— start —
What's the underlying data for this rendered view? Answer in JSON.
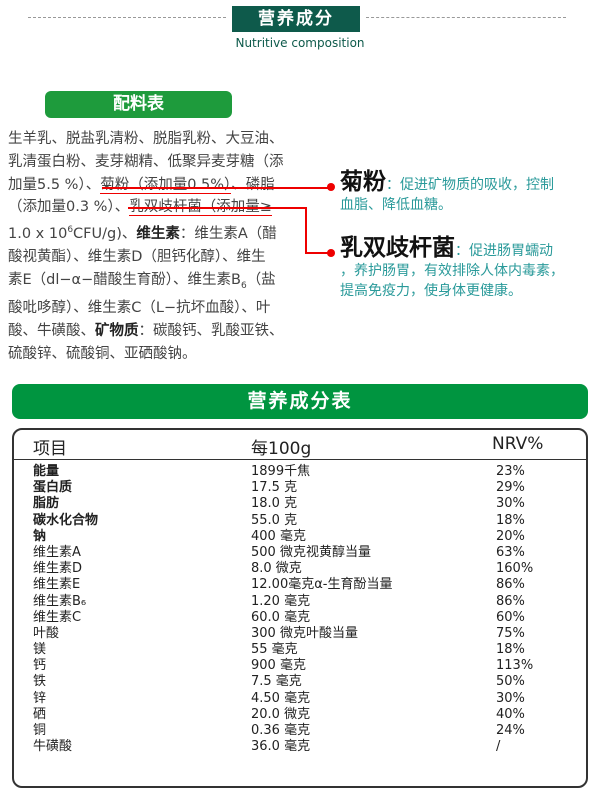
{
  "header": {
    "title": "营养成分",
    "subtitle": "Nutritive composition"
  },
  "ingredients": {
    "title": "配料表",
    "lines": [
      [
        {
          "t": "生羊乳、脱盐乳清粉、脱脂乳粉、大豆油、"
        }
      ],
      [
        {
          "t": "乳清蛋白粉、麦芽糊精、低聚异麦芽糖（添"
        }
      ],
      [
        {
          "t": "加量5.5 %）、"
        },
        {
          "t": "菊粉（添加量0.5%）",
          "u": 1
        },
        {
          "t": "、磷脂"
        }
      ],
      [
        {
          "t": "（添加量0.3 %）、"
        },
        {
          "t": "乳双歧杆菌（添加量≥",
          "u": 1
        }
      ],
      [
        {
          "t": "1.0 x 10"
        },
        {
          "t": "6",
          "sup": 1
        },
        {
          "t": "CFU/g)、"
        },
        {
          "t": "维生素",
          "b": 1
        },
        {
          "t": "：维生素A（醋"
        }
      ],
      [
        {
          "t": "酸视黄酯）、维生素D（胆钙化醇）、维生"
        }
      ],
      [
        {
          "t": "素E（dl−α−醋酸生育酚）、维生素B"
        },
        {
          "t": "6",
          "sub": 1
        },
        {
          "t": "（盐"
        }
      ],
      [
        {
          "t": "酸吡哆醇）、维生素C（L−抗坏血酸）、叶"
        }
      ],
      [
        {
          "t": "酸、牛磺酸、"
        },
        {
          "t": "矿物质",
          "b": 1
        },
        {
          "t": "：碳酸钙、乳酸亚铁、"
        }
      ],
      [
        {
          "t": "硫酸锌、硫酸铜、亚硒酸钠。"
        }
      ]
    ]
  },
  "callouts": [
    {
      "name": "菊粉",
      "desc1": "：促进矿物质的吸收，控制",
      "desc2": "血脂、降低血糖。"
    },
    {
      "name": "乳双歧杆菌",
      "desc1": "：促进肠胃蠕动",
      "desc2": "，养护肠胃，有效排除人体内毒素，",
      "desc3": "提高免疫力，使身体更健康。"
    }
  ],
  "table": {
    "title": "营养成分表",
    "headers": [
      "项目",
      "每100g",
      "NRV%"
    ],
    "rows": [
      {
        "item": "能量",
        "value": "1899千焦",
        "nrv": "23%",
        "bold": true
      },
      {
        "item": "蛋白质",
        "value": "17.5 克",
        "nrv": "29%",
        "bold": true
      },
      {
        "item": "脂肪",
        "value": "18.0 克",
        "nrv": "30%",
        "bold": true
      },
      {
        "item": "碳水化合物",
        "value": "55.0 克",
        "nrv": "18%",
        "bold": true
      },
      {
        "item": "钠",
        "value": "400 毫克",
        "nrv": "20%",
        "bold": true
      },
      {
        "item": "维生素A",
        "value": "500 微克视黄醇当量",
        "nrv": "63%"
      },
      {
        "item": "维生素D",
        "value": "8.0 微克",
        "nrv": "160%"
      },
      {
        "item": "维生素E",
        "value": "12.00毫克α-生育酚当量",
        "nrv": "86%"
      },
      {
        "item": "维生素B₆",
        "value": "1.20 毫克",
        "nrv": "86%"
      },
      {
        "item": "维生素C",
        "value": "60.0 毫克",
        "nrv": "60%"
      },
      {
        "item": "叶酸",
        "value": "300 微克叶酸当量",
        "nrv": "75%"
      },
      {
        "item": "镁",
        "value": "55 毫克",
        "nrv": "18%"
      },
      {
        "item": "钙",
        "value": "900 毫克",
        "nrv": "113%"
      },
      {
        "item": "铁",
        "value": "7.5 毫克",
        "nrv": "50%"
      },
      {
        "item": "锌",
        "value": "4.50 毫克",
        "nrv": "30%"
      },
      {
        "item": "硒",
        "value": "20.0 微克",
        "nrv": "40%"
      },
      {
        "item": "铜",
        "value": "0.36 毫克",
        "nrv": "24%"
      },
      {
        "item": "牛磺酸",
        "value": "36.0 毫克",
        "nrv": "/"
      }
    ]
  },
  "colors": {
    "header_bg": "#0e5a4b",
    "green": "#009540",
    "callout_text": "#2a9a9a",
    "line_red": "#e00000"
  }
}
— end —
— start —
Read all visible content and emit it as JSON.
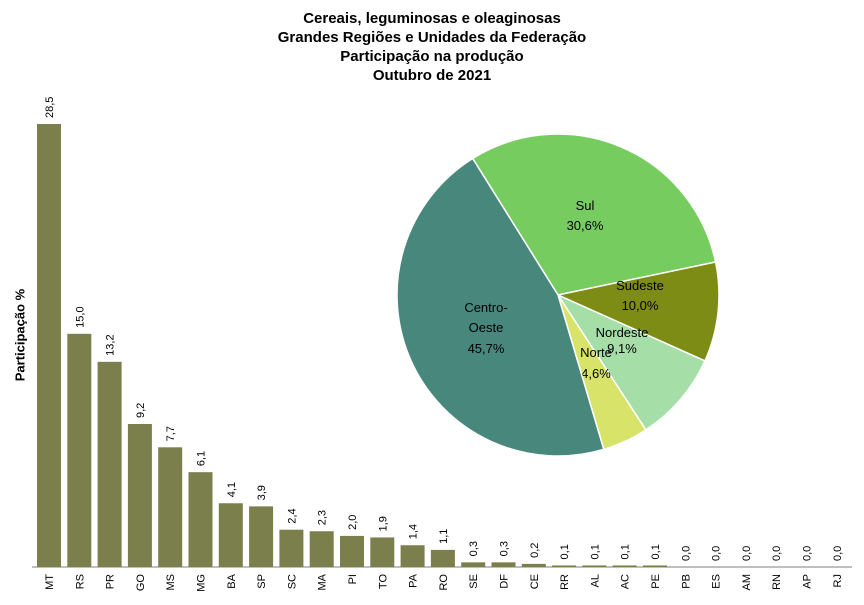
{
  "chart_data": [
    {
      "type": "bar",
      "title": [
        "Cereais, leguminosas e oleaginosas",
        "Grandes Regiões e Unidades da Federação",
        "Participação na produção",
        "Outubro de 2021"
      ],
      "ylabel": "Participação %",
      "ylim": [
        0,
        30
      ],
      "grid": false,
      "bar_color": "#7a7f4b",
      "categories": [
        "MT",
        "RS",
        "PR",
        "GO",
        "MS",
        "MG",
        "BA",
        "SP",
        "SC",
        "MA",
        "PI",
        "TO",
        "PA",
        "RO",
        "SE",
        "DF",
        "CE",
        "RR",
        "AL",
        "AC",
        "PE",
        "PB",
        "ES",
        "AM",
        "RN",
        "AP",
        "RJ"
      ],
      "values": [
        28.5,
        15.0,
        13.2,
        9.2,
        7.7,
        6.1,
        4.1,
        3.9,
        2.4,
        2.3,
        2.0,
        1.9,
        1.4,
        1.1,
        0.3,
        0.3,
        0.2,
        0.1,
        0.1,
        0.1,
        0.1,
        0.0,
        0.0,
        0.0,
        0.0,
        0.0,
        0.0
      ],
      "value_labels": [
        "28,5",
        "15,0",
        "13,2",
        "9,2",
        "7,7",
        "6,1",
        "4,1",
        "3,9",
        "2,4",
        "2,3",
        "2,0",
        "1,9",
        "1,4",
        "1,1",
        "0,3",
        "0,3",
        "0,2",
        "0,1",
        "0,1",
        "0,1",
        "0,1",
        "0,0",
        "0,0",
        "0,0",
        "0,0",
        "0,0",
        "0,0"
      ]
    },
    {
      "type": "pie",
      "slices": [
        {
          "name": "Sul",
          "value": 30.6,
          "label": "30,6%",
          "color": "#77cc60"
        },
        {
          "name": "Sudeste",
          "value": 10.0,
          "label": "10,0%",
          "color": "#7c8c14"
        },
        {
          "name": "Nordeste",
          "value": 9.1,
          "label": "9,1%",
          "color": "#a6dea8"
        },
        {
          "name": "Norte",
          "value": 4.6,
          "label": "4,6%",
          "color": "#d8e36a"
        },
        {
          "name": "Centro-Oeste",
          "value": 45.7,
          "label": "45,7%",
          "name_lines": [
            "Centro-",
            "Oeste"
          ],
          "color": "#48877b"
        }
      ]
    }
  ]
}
— end —
— start —
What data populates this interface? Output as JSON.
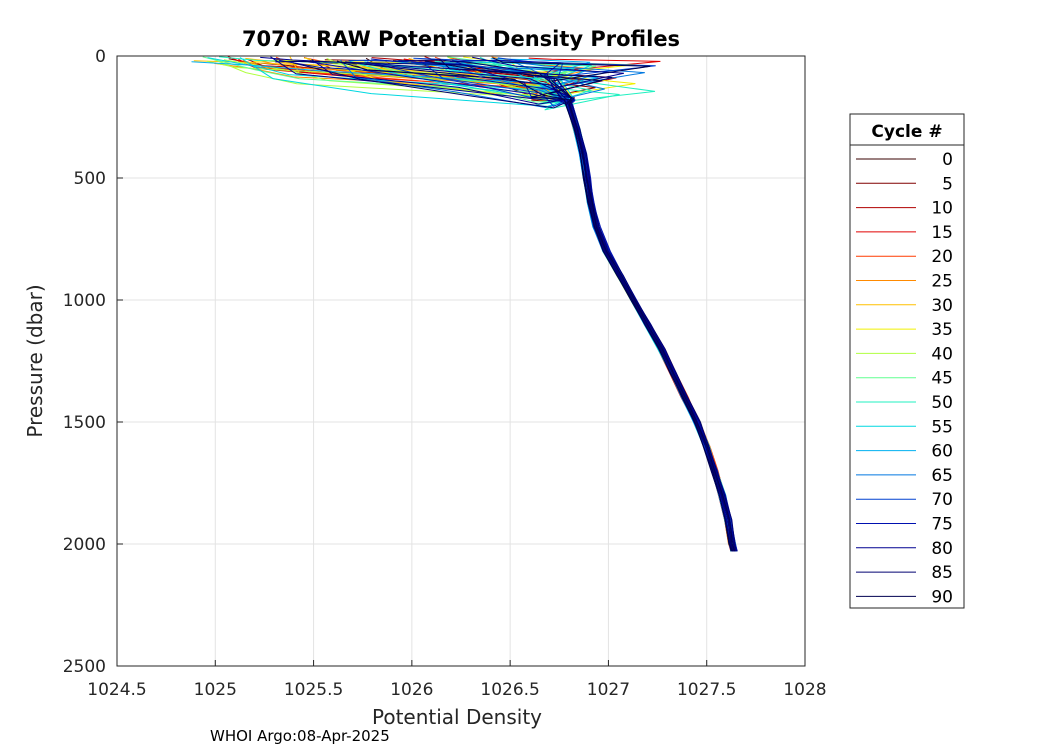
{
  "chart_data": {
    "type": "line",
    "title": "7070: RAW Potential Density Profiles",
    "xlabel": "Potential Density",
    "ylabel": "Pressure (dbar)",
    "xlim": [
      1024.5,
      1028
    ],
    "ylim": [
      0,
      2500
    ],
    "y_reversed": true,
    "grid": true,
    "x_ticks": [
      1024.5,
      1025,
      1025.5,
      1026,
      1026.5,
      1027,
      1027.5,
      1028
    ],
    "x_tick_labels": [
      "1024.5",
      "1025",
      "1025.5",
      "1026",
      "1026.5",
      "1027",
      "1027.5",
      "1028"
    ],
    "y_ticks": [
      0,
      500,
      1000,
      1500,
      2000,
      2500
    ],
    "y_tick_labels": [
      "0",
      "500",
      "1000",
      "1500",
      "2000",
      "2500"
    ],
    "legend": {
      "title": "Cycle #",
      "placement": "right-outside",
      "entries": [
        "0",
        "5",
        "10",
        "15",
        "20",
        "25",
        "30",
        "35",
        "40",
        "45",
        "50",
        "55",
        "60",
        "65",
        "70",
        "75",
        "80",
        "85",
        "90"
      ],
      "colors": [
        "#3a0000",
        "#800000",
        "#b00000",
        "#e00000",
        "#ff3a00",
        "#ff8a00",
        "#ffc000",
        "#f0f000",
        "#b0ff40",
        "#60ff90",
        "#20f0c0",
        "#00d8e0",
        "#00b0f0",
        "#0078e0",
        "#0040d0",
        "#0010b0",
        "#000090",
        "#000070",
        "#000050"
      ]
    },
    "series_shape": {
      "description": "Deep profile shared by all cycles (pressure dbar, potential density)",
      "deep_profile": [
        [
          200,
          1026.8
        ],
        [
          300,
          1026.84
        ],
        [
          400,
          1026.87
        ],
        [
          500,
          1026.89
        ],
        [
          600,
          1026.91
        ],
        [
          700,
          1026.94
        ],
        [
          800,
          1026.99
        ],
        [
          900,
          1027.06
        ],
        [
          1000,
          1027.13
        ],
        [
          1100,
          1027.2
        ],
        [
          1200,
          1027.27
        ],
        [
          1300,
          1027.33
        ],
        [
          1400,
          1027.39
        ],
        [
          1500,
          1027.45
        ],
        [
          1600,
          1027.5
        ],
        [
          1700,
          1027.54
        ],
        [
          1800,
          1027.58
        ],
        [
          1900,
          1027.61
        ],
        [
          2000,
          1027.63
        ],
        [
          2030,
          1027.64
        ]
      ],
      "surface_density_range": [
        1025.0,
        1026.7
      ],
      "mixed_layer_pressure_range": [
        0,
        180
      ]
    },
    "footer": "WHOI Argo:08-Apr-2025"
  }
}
— end —
--- Work to be completed ---
Copy out every line in the entries above that holds "JSON".

--- Output for this exercise ---
What's the underlying data for this rendered view? Answer in JSON.
Read all visible content and emit it as JSON.
What data populates this interface? Output as JSON.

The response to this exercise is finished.